Only the number is wanted: how many lines contain "quindi"?

○ ○ ○ ○

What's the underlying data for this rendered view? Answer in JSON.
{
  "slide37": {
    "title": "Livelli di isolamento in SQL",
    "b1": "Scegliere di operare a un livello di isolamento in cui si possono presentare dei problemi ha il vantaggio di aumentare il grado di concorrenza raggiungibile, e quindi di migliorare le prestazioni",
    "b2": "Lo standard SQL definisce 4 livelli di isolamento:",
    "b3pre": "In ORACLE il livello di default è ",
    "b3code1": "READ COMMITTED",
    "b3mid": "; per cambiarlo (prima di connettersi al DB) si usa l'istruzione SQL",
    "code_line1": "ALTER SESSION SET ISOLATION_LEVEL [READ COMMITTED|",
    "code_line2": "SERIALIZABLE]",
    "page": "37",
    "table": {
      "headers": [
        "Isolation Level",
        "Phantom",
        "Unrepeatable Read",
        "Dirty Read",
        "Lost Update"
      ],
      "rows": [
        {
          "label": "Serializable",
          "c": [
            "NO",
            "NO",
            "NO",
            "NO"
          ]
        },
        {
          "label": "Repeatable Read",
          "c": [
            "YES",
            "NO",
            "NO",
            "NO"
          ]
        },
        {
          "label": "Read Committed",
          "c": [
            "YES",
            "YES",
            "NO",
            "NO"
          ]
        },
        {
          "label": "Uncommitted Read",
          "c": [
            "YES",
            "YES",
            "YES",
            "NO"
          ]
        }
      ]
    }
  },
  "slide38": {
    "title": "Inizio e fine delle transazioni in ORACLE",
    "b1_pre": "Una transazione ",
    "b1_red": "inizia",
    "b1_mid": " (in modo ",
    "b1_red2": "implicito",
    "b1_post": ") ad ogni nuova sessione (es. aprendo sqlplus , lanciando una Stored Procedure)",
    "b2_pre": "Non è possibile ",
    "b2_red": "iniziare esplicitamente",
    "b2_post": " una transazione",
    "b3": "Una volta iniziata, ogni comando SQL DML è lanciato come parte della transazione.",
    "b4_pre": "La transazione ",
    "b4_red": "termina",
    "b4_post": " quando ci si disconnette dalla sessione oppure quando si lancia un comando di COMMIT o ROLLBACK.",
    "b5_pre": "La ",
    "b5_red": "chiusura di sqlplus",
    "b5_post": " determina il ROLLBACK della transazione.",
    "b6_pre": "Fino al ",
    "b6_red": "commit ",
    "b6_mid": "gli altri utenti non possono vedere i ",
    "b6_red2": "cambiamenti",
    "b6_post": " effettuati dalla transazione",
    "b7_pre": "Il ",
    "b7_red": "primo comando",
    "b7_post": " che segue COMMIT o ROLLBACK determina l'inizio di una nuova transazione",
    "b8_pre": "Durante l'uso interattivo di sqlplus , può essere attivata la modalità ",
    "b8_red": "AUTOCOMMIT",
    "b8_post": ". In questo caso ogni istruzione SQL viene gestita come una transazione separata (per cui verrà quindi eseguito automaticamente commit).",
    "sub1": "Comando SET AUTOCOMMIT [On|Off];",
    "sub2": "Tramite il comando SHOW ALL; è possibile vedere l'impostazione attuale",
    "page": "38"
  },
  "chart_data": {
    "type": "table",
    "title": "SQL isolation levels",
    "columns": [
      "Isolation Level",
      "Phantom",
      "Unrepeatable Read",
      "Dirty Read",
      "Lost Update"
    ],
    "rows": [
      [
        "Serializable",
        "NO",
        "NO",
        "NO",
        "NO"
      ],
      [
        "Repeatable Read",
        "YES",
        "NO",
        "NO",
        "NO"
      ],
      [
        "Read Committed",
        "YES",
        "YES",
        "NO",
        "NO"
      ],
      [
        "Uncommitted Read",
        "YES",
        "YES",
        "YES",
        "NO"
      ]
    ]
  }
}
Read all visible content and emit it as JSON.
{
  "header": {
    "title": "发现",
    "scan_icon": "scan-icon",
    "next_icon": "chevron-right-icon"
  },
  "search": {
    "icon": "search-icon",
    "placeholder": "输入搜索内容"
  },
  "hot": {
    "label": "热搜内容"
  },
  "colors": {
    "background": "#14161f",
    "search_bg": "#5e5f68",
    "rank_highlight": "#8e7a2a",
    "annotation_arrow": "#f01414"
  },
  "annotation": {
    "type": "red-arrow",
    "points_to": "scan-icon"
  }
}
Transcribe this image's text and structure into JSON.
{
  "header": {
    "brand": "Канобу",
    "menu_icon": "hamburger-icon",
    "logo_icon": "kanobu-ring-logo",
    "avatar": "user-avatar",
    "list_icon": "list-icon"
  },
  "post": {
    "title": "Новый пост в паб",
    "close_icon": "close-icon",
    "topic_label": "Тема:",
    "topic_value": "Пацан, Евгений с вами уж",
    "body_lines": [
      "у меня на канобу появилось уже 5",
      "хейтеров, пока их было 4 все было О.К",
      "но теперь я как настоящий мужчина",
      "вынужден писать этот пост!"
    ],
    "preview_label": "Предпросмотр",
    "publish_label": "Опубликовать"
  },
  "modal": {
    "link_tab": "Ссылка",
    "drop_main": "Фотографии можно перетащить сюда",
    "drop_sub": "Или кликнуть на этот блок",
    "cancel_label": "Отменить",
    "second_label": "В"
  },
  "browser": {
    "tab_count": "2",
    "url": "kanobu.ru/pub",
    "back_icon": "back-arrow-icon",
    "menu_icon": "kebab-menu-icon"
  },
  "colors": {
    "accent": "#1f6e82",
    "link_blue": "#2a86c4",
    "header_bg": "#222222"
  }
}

○ ○ ○ ○

§ EXERCISE ANSWER
2